▸ Given request
Present the following data again exactly as it is shown.

════════════════

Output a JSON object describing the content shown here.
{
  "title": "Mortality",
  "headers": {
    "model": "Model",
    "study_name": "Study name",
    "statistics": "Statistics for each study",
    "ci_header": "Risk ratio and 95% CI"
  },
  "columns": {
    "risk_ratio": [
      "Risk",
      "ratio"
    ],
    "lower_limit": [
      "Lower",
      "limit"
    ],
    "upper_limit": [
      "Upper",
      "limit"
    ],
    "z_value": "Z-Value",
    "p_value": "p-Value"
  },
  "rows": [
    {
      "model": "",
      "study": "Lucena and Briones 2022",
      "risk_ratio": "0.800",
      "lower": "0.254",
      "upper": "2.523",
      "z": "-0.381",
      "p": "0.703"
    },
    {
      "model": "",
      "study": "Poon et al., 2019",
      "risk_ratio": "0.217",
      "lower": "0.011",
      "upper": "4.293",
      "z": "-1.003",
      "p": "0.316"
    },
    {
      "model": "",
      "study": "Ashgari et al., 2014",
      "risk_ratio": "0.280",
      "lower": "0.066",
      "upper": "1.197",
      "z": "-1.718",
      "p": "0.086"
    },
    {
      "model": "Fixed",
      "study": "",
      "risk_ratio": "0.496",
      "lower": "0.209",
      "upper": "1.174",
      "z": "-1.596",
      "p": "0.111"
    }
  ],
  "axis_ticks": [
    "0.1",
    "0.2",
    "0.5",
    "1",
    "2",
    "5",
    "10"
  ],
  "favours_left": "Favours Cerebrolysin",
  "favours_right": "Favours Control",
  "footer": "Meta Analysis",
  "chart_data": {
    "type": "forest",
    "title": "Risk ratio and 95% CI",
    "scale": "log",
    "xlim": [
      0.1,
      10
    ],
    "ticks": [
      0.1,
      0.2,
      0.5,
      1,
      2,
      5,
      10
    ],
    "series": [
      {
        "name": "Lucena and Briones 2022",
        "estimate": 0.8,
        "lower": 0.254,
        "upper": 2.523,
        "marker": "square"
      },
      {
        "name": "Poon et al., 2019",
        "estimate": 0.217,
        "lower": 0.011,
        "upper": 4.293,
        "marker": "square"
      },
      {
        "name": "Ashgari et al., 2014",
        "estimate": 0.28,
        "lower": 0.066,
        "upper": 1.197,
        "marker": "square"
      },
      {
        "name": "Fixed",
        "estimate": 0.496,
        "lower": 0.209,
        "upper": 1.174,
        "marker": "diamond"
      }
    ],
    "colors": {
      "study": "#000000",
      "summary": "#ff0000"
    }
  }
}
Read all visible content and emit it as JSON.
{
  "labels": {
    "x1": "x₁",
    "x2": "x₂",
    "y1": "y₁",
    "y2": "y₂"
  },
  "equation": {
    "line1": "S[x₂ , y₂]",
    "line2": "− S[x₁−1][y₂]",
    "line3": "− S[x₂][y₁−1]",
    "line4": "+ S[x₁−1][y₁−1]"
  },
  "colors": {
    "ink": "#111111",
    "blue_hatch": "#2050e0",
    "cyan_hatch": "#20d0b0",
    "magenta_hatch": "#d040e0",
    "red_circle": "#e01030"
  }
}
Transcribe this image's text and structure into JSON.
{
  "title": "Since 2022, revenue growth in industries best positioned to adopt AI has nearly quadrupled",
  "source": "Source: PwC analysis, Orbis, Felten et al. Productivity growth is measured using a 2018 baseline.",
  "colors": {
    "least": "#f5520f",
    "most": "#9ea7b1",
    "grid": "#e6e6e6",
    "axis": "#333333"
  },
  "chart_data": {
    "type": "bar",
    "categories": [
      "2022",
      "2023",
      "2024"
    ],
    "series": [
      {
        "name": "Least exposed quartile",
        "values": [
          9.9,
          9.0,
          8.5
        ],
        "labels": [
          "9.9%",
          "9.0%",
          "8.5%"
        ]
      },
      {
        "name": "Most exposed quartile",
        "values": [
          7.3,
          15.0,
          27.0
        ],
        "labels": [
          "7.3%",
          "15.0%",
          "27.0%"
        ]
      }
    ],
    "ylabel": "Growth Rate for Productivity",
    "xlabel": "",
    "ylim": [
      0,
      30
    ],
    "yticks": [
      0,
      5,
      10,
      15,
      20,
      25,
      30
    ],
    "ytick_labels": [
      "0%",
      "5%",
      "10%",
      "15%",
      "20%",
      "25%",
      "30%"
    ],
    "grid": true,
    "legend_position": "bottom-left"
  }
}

════════════════

▸ Reply to the exercise
Output a JSON object describing the content shown here.
{
  "title": "Mortality",
  "headers": {
    "model": "Model",
    "study_name": "Study name",
    "statistics": "Statistics for each study",
    "ci_header": "Risk ratio and 95% CI"
  },
  "columns": {
    "risk_ratio": [
      "Risk",
      "ratio"
    ],
    "lower_limit": [
      "Lower",
      "limit"
    ],
    "upper_limit": [
      "Upper",
      "limit"
    ],
    "z_value": "Z-Value",
    "p_value": "p-Value"
  },
  "rows": [
    {
      "model": "",
      "study": "Lucena and Briones 2022",
      "risk_ratio": "0.800",
      "lower": "0.254",
      "upper": "2.523",
      "z": "-0.381",
      "p": "0.703"
    },
    {
      "model": "",
      "study": "Poon et al., 2019",
      "risk_ratio": "0.217",
      "lower": "0.011",
      "upper": "4.293",
      "z": "-1.003",
      "p": "0.316"
    },
    {
      "model": "",
      "study": "Ashgari et al., 2014",
      "risk_ratio": "0.280",
      "lower": "0.066",
      "upper": "1.197",
      "z": "-1.718",
      "p": "0.086"
    },
    {
      "model": "Fixed",
      "study": "",
      "risk_ratio": "0.496",
      "lower": "0.209",
      "upper": "1.174",
      "z": "-1.596",
      "p": "0.111"
    }
  ],
  "axis_ticks": [
    "0.1",
    "0.2",
    "0.5",
    "1",
    "2",
    "5",
    "10"
  ],
  "favours_left": "Favours Cerebrolysin",
  "favours_right": "Favours Control",
  "footer": "Meta Analysis",
  "chart_data": {
    "type": "forest",
    "title": "Risk ratio and 95% CI",
    "scale": "log",
    "xlim": [
      0.1,
      10
    ],
    "ticks": [
      0.1,
      0.2,
      0.5,
      1,
      2,
      5,
      10
    ],
    "series": [
      {
        "name": "Lucena and Briones 2022",
        "estimate": 0.8,
        "lower": 0.254,
        "upper": 2.523,
        "marker": "square"
      },
      {
        "name": "Poon et al., 2019",
        "estimate": 0.217,
        "lower": 0.011,
        "upper": 4.293,
        "marker": "square"
      },
      {
        "name": "Ashgari et al., 2014",
        "estimate": 0.28,
        "lower": 0.066,
        "upper": 1.197,
        "marker": "square"
      },
      {
        "name": "Fixed",
        "estimate": 0.496,
        "lower": 0.209,
        "upper": 1.174,
        "marker": "diamond"
      }
    ],
    "colors": {
      "study": "#000000",
      "summary": "#ff0000"
    }
  }
}
Read all visible content and emit it as JSON.
{
  "labels": {
    "x1": "x₁",
    "x2": "x₂",
    "y1": "y₁",
    "y2": "y₂"
  },
  "equation": {
    "line1": "S[x₂ , y₂]",
    "line2": "− S[x₁−1][y₂]",
    "line3": "− S[x₂][y₁−1]",
    "line4": "+ S[x₁−1][y₁−1]"
  },
  "colors": {
    "ink": "#111111",
    "blue_hatch": "#2050e0",
    "cyan_hatch": "#20d0b0",
    "magenta_hatch": "#d040e0",
    "red_circle": "#e01030"
  }
}
Transcribe this image's text and structure into JSON.
{
  "title": "Since 2022, revenue growth in industries best positioned to adopt AI has nearly quadrupled",
  "source": "Source: PwC analysis, Orbis, Felten et al. Productivity growth is measured using a 2018 baseline.",
  "colors": {
    "least": "#f5520f",
    "most": "#9ea7b1",
    "grid": "#e6e6e6",
    "axis": "#333333"
  },
  "chart_data": {
    "type": "bar",
    "categories": [
      "2022",
      "2023",
      "2024"
    ],
    "series": [
      {
        "name": "Least exposed quartile",
        "values": [
          9.9,
          9.0,
          8.5
        ],
        "labels": [
          "9.9%",
          "9.0%",
          "8.5%"
        ]
      },
      {
        "name": "Most exposed quartile",
        "values": [
          7.3,
          15.0,
          27.0
        ],
        "labels": [
          "7.3%",
          "15.0%",
          "27.0%"
        ]
      }
    ],
    "ylabel": "Growth Rate for Productivity",
    "xlabel": "",
    "ylim": [
      0,
      30
    ],
    "yticks": [
      0,
      5,
      10,
      15,
      20,
      25,
      30
    ],
    "ytick_labels": [
      "0%",
      "5%",
      "10%",
      "15%",
      "20%",
      "25%",
      "30%"
    ],
    "grid": true,
    "legend_position": "bottom-left"
  }
}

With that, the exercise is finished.